→ **Records for this exercise**:

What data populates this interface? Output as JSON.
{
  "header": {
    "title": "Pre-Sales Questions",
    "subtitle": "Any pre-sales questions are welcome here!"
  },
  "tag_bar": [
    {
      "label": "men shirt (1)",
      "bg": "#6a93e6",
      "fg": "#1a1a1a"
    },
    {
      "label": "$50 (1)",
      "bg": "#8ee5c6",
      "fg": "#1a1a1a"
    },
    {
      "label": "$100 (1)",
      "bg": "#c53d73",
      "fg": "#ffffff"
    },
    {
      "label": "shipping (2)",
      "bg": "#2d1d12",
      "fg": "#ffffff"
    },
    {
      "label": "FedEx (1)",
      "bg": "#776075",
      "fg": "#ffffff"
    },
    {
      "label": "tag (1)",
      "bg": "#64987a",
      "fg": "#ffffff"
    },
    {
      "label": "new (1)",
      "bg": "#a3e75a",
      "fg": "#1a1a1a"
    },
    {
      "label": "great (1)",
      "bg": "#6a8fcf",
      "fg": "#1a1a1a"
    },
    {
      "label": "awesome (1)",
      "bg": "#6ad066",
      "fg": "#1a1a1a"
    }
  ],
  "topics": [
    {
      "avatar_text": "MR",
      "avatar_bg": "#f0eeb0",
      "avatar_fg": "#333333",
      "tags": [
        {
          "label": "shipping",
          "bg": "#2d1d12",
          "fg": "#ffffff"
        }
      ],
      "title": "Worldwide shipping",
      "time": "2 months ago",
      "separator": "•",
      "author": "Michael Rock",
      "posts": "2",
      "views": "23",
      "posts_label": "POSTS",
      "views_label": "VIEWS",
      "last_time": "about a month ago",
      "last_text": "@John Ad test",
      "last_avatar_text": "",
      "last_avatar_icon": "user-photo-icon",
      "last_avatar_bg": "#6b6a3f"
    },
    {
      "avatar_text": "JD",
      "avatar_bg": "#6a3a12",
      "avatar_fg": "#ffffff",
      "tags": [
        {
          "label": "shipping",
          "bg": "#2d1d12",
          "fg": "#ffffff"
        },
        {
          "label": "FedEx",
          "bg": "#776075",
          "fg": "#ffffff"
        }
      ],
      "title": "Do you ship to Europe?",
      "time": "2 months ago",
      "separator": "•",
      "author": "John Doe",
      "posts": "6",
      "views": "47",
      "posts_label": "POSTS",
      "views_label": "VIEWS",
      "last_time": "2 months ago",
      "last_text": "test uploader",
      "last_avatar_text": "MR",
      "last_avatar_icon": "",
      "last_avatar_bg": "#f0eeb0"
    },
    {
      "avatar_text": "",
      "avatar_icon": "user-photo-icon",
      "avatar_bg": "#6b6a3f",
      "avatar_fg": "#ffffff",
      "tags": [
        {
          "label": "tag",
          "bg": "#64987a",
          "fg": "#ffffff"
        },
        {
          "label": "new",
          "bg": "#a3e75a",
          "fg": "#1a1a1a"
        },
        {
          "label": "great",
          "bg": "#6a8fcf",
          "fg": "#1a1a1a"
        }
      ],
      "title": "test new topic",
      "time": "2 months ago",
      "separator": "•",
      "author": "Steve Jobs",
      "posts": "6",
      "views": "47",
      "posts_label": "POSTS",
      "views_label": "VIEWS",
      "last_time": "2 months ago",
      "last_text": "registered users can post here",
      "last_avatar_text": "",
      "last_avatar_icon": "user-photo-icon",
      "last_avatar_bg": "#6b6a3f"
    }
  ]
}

→ **Exercise**: Give back the data above exactly as it appears.

→ **The output**:
What data populates this interface? Output as JSON.
{
  "header": {
    "title": "Pre-Sales Questions",
    "subtitle": "Any pre-sales questions are welcome here!"
  },
  "tag_bar": [
    {
      "label": "men shirt (1)",
      "bg": "#6a93e6",
      "fg": "#1a1a1a"
    },
    {
      "label": "$50 (1)",
      "bg": "#8ee5c6",
      "fg": "#1a1a1a"
    },
    {
      "label": "$100 (1)",
      "bg": "#c53d73",
      "fg": "#ffffff"
    },
    {
      "label": "shipping (2)",
      "bg": "#2d1d12",
      "fg": "#ffffff"
    },
    {
      "label": "FedEx (1)",
      "bg": "#776075",
      "fg": "#ffffff"
    },
    {
      "label": "tag (1)",
      "bg": "#64987a",
      "fg": "#ffffff"
    },
    {
      "label": "new (1)",
      "bg": "#a3e75a",
      "fg": "#1a1a1a"
    },
    {
      "label": "great (1)",
      "bg": "#6a8fcf",
      "fg": "#1a1a1a"
    },
    {
      "label": "awesome (1)",
      "bg": "#6ad066",
      "fg": "#1a1a1a"
    }
  ],
  "topics": [
    {
      "avatar_text": "MR",
      "avatar_bg": "#f0eeb0",
      "avatar_fg": "#333333",
      "tags": [
        {
          "label": "shipping",
          "bg": "#2d1d12",
          "fg": "#ffffff"
        }
      ],
      "title": "Worldwide shipping",
      "time": "2 months ago",
      "separator": "•",
      "author": "Michael Rock",
      "posts": "2",
      "views": "23",
      "posts_label": "POSTS",
      "views_label": "VIEWS",
      "last_time": "about a month ago",
      "last_text": "@John Ad test",
      "last_avatar_text": "",
      "last_avatar_icon": "user-photo-icon",
      "last_avatar_bg": "#6b6a3f"
    },
    {
      "avatar_text": "JD",
      "avatar_bg": "#6a3a12",
      "avatar_fg": "#ffffff",
      "tags": [
        {
          "label": "shipping",
          "bg": "#2d1d12",
          "fg": "#ffffff"
        },
        {
          "label": "FedEx",
          "bg": "#776075",
          "fg": "#ffffff"
        }
      ],
      "title": "Do you ship to Europe?",
      "time": "2 months ago",
      "separator": "•",
      "author": "John Doe",
      "posts": "6",
      "views": "47",
      "posts_label": "POSTS",
      "views_label": "VIEWS",
      "last_time": "2 months ago",
      "last_text": "test uploader",
      "last_avatar_text": "MR",
      "last_avatar_icon": "",
      "last_avatar_bg": "#f0eeb0"
    },
    {
      "avatar_text": "",
      "avatar_icon": "user-photo-icon",
      "avatar_bg": "#6b6a3f",
      "avatar_fg": "#ffffff",
      "tags": [
        {
          "label": "tag",
          "bg": "#64987a",
          "fg": "#ffffff"
        },
        {
          "label": "new",
          "bg": "#a3e75a",
          "fg": "#1a1a1a"
        },
        {
          "label": "great",
          "bg": "#6a8fcf",
          "fg": "#1a1a1a"
        }
      ],
      "title": "test new topic",
      "time": "2 months ago",
      "separator": "•",
      "author": "Steve Jobs",
      "posts": "6",
      "views": "47",
      "posts_label": "POSTS",
      "views_label": "VIEWS",
      "last_time": "2 months ago",
      "last_text": "registered users can post here",
      "last_avatar_text": "",
      "last_avatar_icon": "user-photo-icon",
      "last_avatar_bg": "#6b6a3f"
    }
  ]
}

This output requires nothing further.